■ Problem details: Write out the listing below exactly, and omit any images you find in it.

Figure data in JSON
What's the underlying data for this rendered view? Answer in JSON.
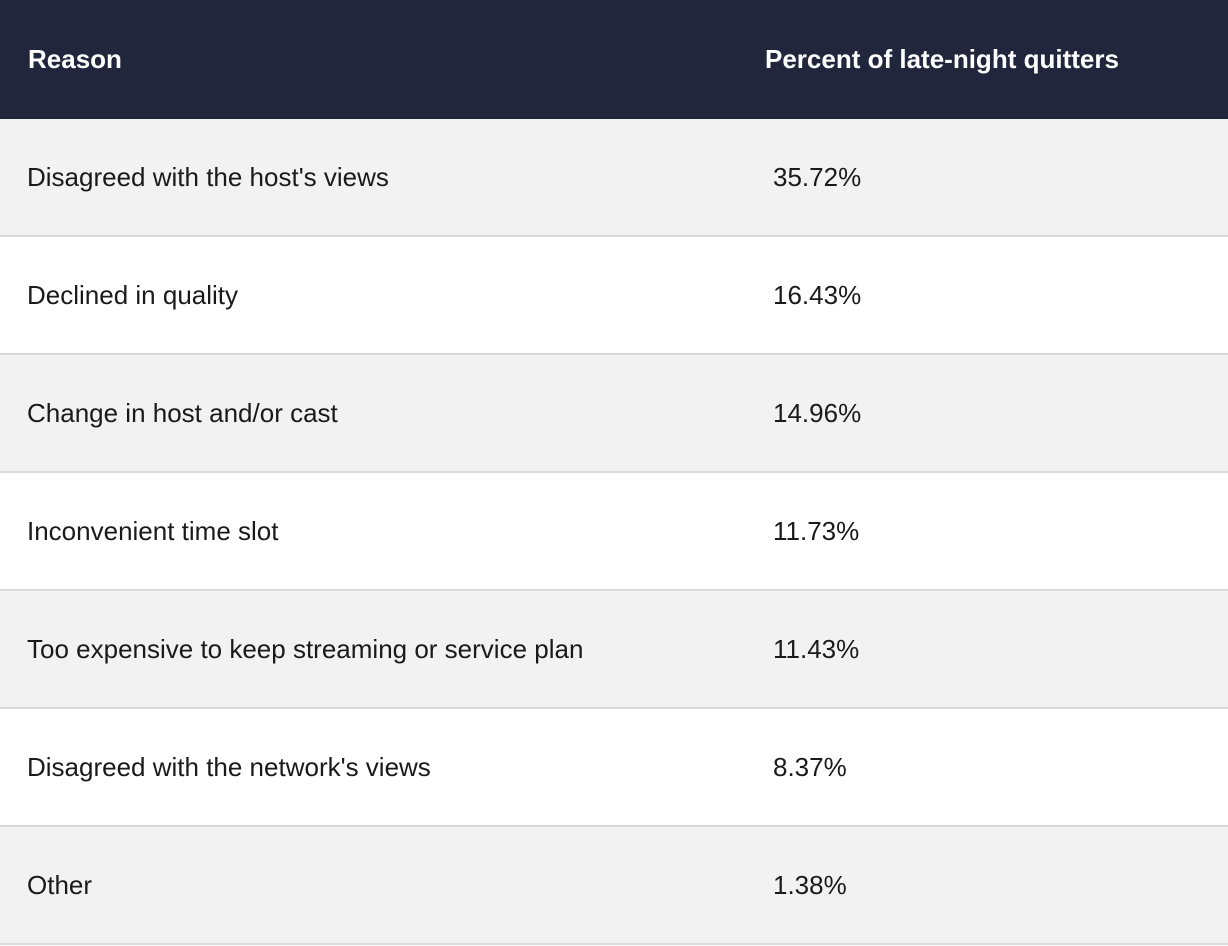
{
  "header": {
    "reason": "Reason",
    "percent": "Percent of late-night quitters"
  },
  "rows": [
    {
      "reason": "Disagreed with the host's views",
      "percent": "35.72%"
    },
    {
      "reason": "Declined in quality",
      "percent": "16.43%"
    },
    {
      "reason": "Change in host and/or cast",
      "percent": "14.96%"
    },
    {
      "reason": "Inconvenient time slot",
      "percent": "11.73%"
    },
    {
      "reason": "Too expensive to keep streaming or service plan",
      "percent": "11.43%"
    },
    {
      "reason": "Disagreed with the network's views",
      "percent": "8.37%"
    },
    {
      "reason": "Other",
      "percent": "1.38%"
    }
  ],
  "colors": {
    "header_bg": "#21263d",
    "row_alt_bg": "#f2f2f2",
    "divider": "#d9d9d9"
  }
}
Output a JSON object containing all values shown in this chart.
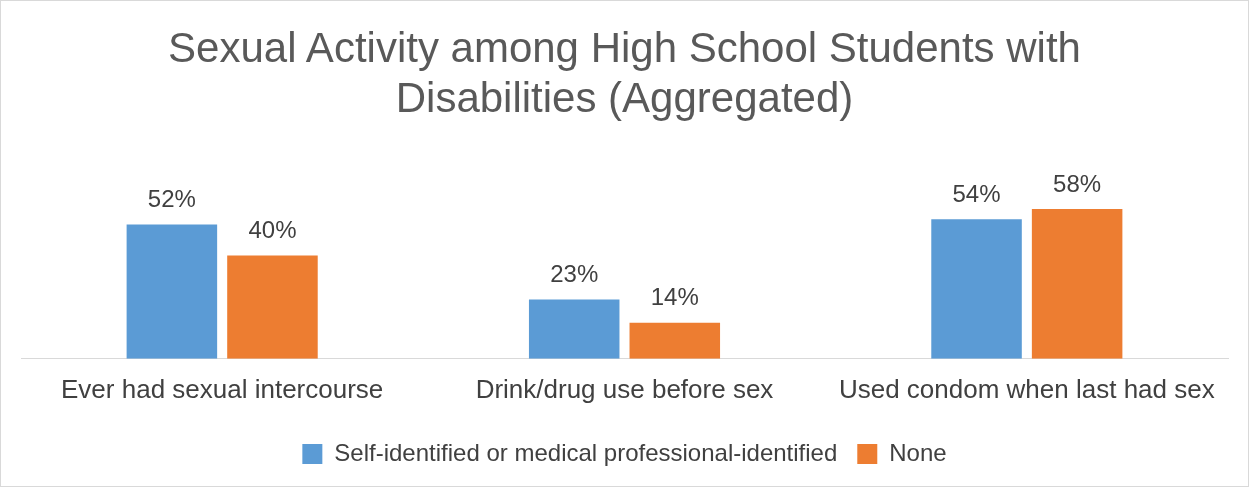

■ Response to this exercise:
What's the underlying data for this rendered view? Answer in JSON.
{
  "header": {
    "reason": "Reason",
    "percent": "Percent of late-night quitters"
  },
  "rows": [
    {
      "reason": "Disagreed with the host's views",
      "percent": "35.72%"
    },
    {
      "reason": "Declined in quality",
      "percent": "16.43%"
    },
    {
      "reason": "Change in host and/or cast",
      "percent": "14.96%"
    },
    {
      "reason": "Inconvenient time slot",
      "percent": "11.73%"
    },
    {
      "reason": "Too expensive to keep streaming or service plan",
      "percent": "11.43%"
    },
    {
      "reason": "Disagreed with the network's views",
      "percent": "8.37%"
    },
    {
      "reason": "Other",
      "percent": "1.38%"
    }
  ],
  "colors": {
    "header_bg": "#21263d",
    "row_alt_bg": "#f2f2f2",
    "divider": "#d9d9d9"
  }
}
Output a JSON object containing all values shown in this chart.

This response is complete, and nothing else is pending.